┌─ Available records
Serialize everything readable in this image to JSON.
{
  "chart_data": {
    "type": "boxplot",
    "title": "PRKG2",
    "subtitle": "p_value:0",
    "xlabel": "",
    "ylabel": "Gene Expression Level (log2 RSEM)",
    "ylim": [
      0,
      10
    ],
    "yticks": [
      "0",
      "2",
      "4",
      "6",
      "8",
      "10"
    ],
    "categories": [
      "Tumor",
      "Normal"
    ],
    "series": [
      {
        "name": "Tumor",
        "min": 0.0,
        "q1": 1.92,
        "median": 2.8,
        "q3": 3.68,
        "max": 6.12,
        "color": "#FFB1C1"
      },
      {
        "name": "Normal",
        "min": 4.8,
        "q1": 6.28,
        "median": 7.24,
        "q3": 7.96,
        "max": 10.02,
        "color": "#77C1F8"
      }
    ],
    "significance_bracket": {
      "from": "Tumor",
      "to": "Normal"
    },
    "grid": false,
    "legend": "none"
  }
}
└─
Exercise description: A full, exact copy of the entries is required. Return it.

Answer to the problem:
Serialize everything readable in this image to JSON.
{
  "chart_data": {
    "type": "boxplot",
    "title": "PRKG2",
    "subtitle": "p_value:0",
    "xlabel": "",
    "ylabel": "Gene Expression Level (log2 RSEM)",
    "ylim": [
      0,
      10
    ],
    "yticks": [
      "0",
      "2",
      "4",
      "6",
      "8",
      "10"
    ],
    "categories": [
      "Tumor",
      "Normal"
    ],
    "series": [
      {
        "name": "Tumor",
        "min": 0.0,
        "q1": 1.92,
        "median": 2.8,
        "q3": 3.68,
        "max": 6.12,
        "color": "#FFB1C1"
      },
      {
        "name": "Normal",
        "min": 4.8,
        "q1": 6.28,
        "median": 7.24,
        "q3": 7.96,
        "max": 10.02,
        "color": "#77C1F8"
      }
    ],
    "significance_bracket": {
      "from": "Tumor",
      "to": "Normal"
    },
    "grid": false,
    "legend": "none"
  }
}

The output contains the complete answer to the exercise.